-- begin Records to process --

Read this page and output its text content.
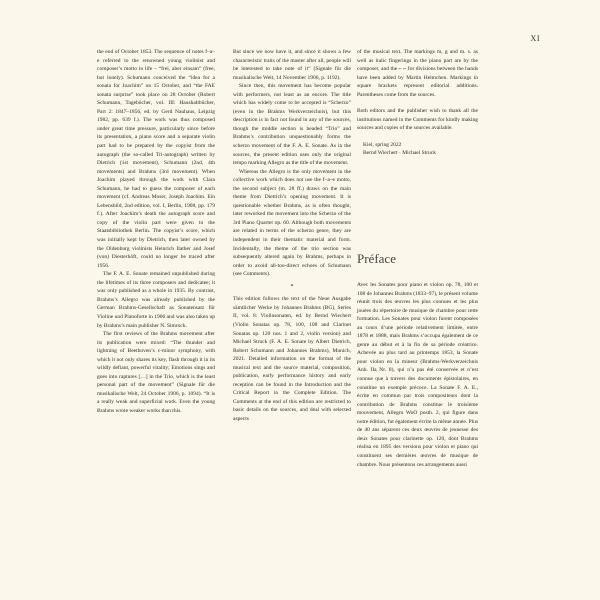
XI

the end of October 1853. The sequence of notes f–a–e referred to the renowned young violinist and composer’s motto in life – “frei, aber einsam” (free, but lonely). Schumann conceived the “idea for a sonata for Joachim” on 15 October, and “the FAE sonata surprise” took place on 28 October (Robert Schumann, Tagebücher, vol. III: Haushaltbücher, Part 2: 1847–1856, ed. by Gerd Nauhaus, Leipzig 1982, pp. 639 f.). The work was thus composed under great time pressure, particularly since before its presentation, a piano score and a separate violin part had to be prepared by the copyist from the autograph (the so-called Tri-autograph) written by Dietrich (1st movement), Schumann (2nd, 4th movements) and Brahms (3rd movement). When Joachim played through the work with Clara Schumann, he had to guess the composer of each movement (cf. Andreas Moser, Joseph Joachim. Ein Lebensbild, 2nd edition, vol. I, Berlin, 1908, pp. 179 f.). After Joachim’s death the autograph score and copy of the violin part were given to the Staatsbibliothek Berlin. The copyist’s score, which was initially kept by Dietrich, then later owned by the Oldenburg violinists Heinrich Ilather and Josef (von) Diesterhöft, could no longer be traced after 1956.

The F. A. E. Sonate remained unpublished during the lifetimes of its three composers and dedicatee; it was only published as a whole in 1935. By contrast, Brahms’s Allegro was already published by the German Brahms-Gesellschaft as Sonatensatz für Violine und Pianoforte in 1906 and was also taken up by Brahms’s main publisher N. Simrock.

The first reviews of the Brahms movement after its publication were mixed: “The thunder and lightning of Beethoven’s c-minor symphony, with which it not only shares its key, flash through it in its wildly defiant, powerful vitality; Emotions sings and goes into raptures […] in the Trio, which is the least personal part of the movement” (Signale für die musikalische Welt, 24 October 1906, p. 1094). “It is a really weak and superficial work. Even the young Brahms wrote weaker works than this.

But since we now have it, and since it shows a few characteristic traits of the master after all, people will be interested to take note of it” (Signale für die musikalische Welt, 14 November 1906, p. 1192).

Since then, this movement has become popular with performers, not least as an encore. The title which has widely come to be accepted is “Scherzo” (even in the Brahms Werkverzeichnis), but this description is in fact not found in any of the sources, though the middle section is headed “Trio” and Brahms’s contribution unquestionably forms the scherzo movement of the F. A. E. Sonate. As in the sources, the present edition uses only the original tempo marking Allegro as the title of the movement.

Whereas the Allegro is the only movement in the collective work which does not use the f–a–e motto, the second subject (m. 28 ff.) draws on the main theme from Dietrich’s opening movement. It is questionable whether Brahms, as is often thought, later reworked the movement into the Scherzo of the 3rd Piano Quartet op. 60. Although both movements are related in terms of the scherzo genre, they are independent in their thematic material and form. Incidentally, the theme of the trio section was subsequently altered again by Brahms, perhaps in order to avoid all-too-direct echoes of Schumann (see Comments).

*

This edition follows the text of the Neue Ausgabe sämtlicher Werke by Johannes Brahms (BG), Series II, vol. 8: Violinsonaten, ed. by Bernd Wiechert (Violin Sonatas op. 78, 100, 108 and Clarinet Sonatas op. 120 nos. 1 and 2, violin version) and Michael Struck (F. A. E. Sonate by Albert Dietrich, Robert Schumann and Johannes Brahms), Munich, 2021. Detailed information on the format of the musical text and the source material, composition, publication, early performance history and early reception can be found in the Introduction and the Critical Report in the Complete Edition. The Comments at the end of this edition are restricted to basic details on the sources, and deal with selected aspects

of the musical text. The markings m, g and m. s. as well as italic fingerings in the piano part are by the composer, and the ⌐ ⌐ for divisions between the hands have been added by Martin Helmchen. Markings in square brackets represent editorial additions. Parentheses come from the sources.

Both editors and the publisher wish to thank all the institutions named in the Comments for kindly making sources and copies of the sources available.

Kiel, spring 2022

Bernd Wiechert · Michael Struck

Préface

Avec les Sonates pour piano et violon op. 78, 100 et 108 de Johannes Brahms (1833–97), le présent volume réunit trois des œuvres les plus connues et les plus jouées du répertoire de musique de chambre pour cette formation. Les Sonates pour violon furent composées au cours d’une période relativement limitée, entre 1878 et 1888, mais Brahms s’occupa également de ce genre au début et à la fin de sa période créatrice. Achevée au plus tard au printemps 1853, la Sonate pour violon en la mineur (Brahms-Werkverzeichnis Anh. IIa Nr. 8), qui n’a pas été conservée et n’est connue que à travers des documents épistolaires, en constitue un exemple précoce. La Sonate F. A. E., écrite en commun par trois compositeurs dont la contribution de Brahms constitue le troisième mouvement, Allegro WoO posth. 2, qui figure dans notre édition, fut également écrite la même année. Plus de 40 ans séparent ces deux œuvres de jeunesse des deux Sonates pour clarinette op. 120, dont Brahms réalisa en 1895 des versions pour violon et piano qui constituent ses dernières œuvres de musique de chambre. Nous présentons ces arrangements aussi
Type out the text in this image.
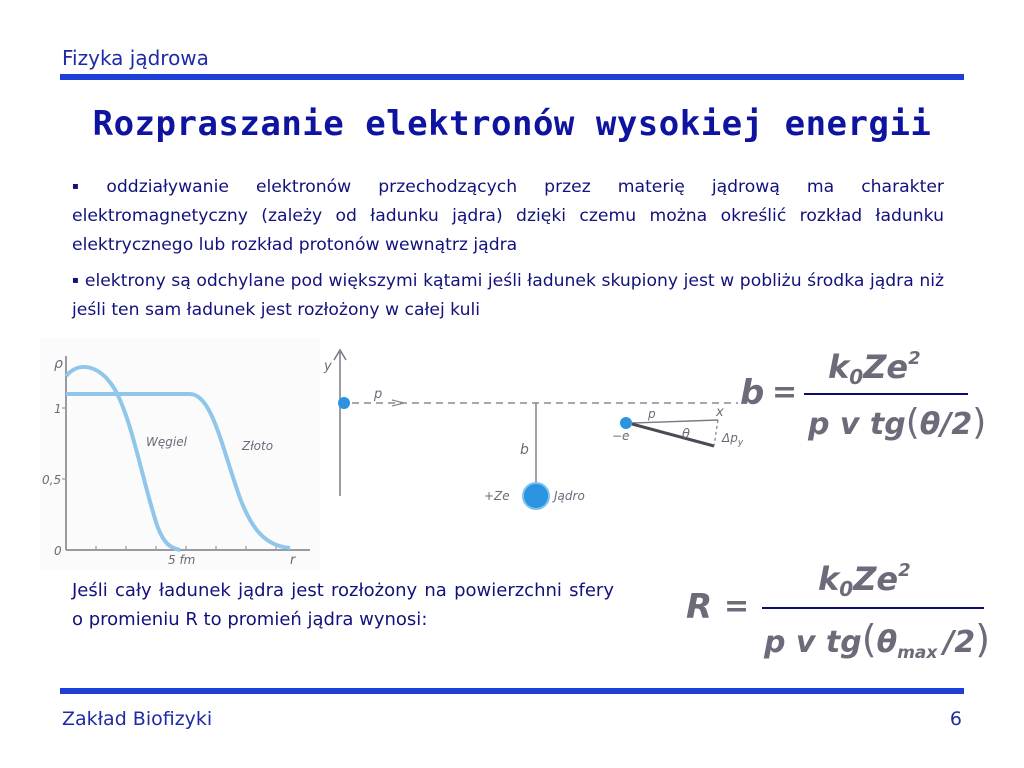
Fizyka jądrowa
Rozpraszanie elektronów wysokiej energii
▪ oddziaływanie elektronów przechodzących przez materię jądrową ma charakter elektromagnetyczny (zależy od ładunku jądra) dzięki czemu można określić rozkład ładunku elektrycznego lub rozkład protonów wewnątrz jądra
▪ elektrony są odchylane pod większymi kątami jeśli ładunek skupiony jest w pobliżu środka jądra niż jeśli ten sam ładunek jest rozłożony w całej kuli
ρ
1
0,5
0
5 fm	r
Węgiel	Złoto
y
x
p
b
+Ze	Jądro
−e
p
θ	$\Delta p_y$
b =
$k0Ze^2$
p v tg(θ/2)
Jeśli cały ładunek jądra jest rozłożony na powierzchni sfery o promieniu R to promień jądra wynosi:	R =
$k0Ze^2$
p v $tg(\theta_{max}$ /2)
Zakład Biofizyki	6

-- end Records to process --

Task directions. Copy out all of the data word for word. Do not carry over any picture.

Completed task.
Read this page and output its text content.
XI

the end of October 1853. The sequence of notes f–a–e referred to the renowned young violinist and composer’s motto in life – “frei, aber einsam” (free, but lonely). Schumann conceived the “idea for a sonata for Joachim” on 15 October, and “the FAE sonata surprise” took place on 28 October (Robert Schumann, Tagebücher, vol. III: Haushaltbücher, Part 2: 1847–1856, ed. by Gerd Nauhaus, Leipzig 1982, pp. 639 f.). The work was thus composed under great time pressure, particularly since before its presentation, a piano score and a separate violin part had to be prepared by the copyist from the autograph (the so-called Tri-autograph) written by Dietrich (1st movement), Schumann (2nd, 4th movements) and Brahms (3rd movement). When Joachim played through the work with Clara Schumann, he had to guess the composer of each movement (cf. Andreas Moser, Joseph Joachim. Ein Lebensbild, 2nd edition, vol. I, Berlin, 1908, pp. 179 f.). After Joachim’s death the autograph score and copy of the violin part were given to the Staatsbibliothek Berlin. The copyist’s score, which was initially kept by Dietrich, then later owned by the Oldenburg violinists Heinrich Ilather and Josef (von) Diesterhöft, could no longer be traced after 1956.

The F. A. E. Sonate remained unpublished during the lifetimes of its three composers and dedicatee; it was only published as a whole in 1935. By contrast, Brahms’s Allegro was already published by the German Brahms-Gesellschaft as Sonatensatz für Violine und Pianoforte in 1906 and was also taken up by Brahms’s main publisher N. Simrock.

The first reviews of the Brahms movement after its publication were mixed: “The thunder and lightning of Beethoven’s c-minor symphony, with which it not only shares its key, flash through it in its wildly defiant, powerful vitality; Emotions sings and goes into raptures […] in the Trio, which is the least personal part of the movement” (Signale für die musikalische Welt, 24 October 1906, p. 1094). “It is a really weak and superficial work. Even the young Brahms wrote weaker works than this.

But since we now have it, and since it shows a few characteristic traits of the master after all, people will be interested to take note of it” (Signale für die musikalische Welt, 14 November 1906, p. 1192).

Since then, this movement has become popular with performers, not least as an encore. The title which has widely come to be accepted is “Scherzo” (even in the Brahms Werkverzeichnis), but this description is in fact not found in any of the sources, though the middle section is headed “Trio” and Brahms’s contribution unquestionably forms the scherzo movement of the F. A. E. Sonate. As in the sources, the present edition uses only the original tempo marking Allegro as the title of the movement.

Whereas the Allegro is the only movement in the collective work which does not use the f–a–e motto, the second subject (m. 28 ff.) draws on the main theme from Dietrich’s opening movement. It is questionable whether Brahms, as is often thought, later reworked the movement into the Scherzo of the 3rd Piano Quartet op. 60. Although both movements are related in terms of the scherzo genre, they are independent in their thematic material and form. Incidentally, the theme of the trio section was subsequently altered again by Brahms, perhaps in order to avoid all-too-direct echoes of Schumann (see Comments).

*

This edition follows the text of the Neue Ausgabe sämtlicher Werke by Johannes Brahms (BG), Series II, vol. 8: Violinsonaten, ed. by Bernd Wiechert (Violin Sonatas op. 78, 100, 108 and Clarinet Sonatas op. 120 nos. 1 and 2, violin version) and Michael Struck (F. A. E. Sonate by Albert Dietrich, Robert Schumann and Johannes Brahms), Munich, 2021. Detailed information on the format of the musical text and the source material, composition, publication, early performance history and early reception can be found in the Introduction and the Critical Report in the Complete Edition. The Comments at the end of this edition are restricted to basic details on the sources, and deal with selected aspects

of the musical text. The markings m, g and m. s. as well as italic fingerings in the piano part are by the composer, and the ⌐ ⌐ for divisions between the hands have been added by Martin Helmchen. Markings in square brackets represent editorial additions. Parentheses come from the sources.

Both editors and the publisher wish to thank all the institutions named in the Comments for kindly making sources and copies of the sources available.

Kiel, spring 2022

Bernd Wiechert · Michael Struck

Préface

Avec les Sonates pour piano et violon op. 78, 100 et 108 de Johannes Brahms (1833–97), le présent volume réunit trois des œuvres les plus connues et les plus jouées du répertoire de musique de chambre pour cette formation. Les Sonates pour violon furent composées au cours d’une période relativement limitée, entre 1878 et 1888, mais Brahms s’occupa également de ce genre au début et à la fin de sa période créatrice. Achevée au plus tard au printemps 1853, la Sonate pour violon en la mineur (Brahms-Werkverzeichnis Anh. IIa Nr. 8), qui n’a pas été conservée et n’est connue que à travers des documents épistolaires, en constitue un exemple précoce. La Sonate F. A. E., écrite en commun par trois compositeurs dont la contribution de Brahms constitue le troisième mouvement, Allegro WoO posth. 2, qui figure dans notre édition, fut également écrite la même année. Plus de 40 ans séparent ces deux œuvres de jeunesse des deux Sonates pour clarinette op. 120, dont Brahms réalisa en 1895 des versions pour violon et piano qui constituent ses dernières œuvres de musique de chambre. Nous présentons ces arrangements aussi
Type out the text in this image.
Fizyka jądrowa
Rozpraszanie elektronów wysokiej energii
▪ oddziaływanie elektronów przechodzących przez materię jądrową ma charakter elektromagnetyczny (zależy od ładunku jądra) dzięki czemu można określić rozkład ładunku elektrycznego lub rozkład protonów wewnątrz jądra
▪ elektrony są odchylane pod większymi kątami jeśli ładunek skupiony jest w pobliżu środka jądra niż jeśli ten sam ładunek jest rozłożony w całej kuli
ρ
1
0,5
0
5 fm	r
Węgiel	Złoto
y
x
p
b
+Ze	Jądro
−e
p
θ	$\Delta p_y$
b =
$k0Ze^2$
p v tg(θ/2)
Jeśli cały ładunek jądra jest rozłożony na powierzchni sfery o promieniu R to promień jądra wynosi:	R =
$k0Ze^2$
p v $tg(\theta_{max}$ /2)
Zakład Biofizyki	6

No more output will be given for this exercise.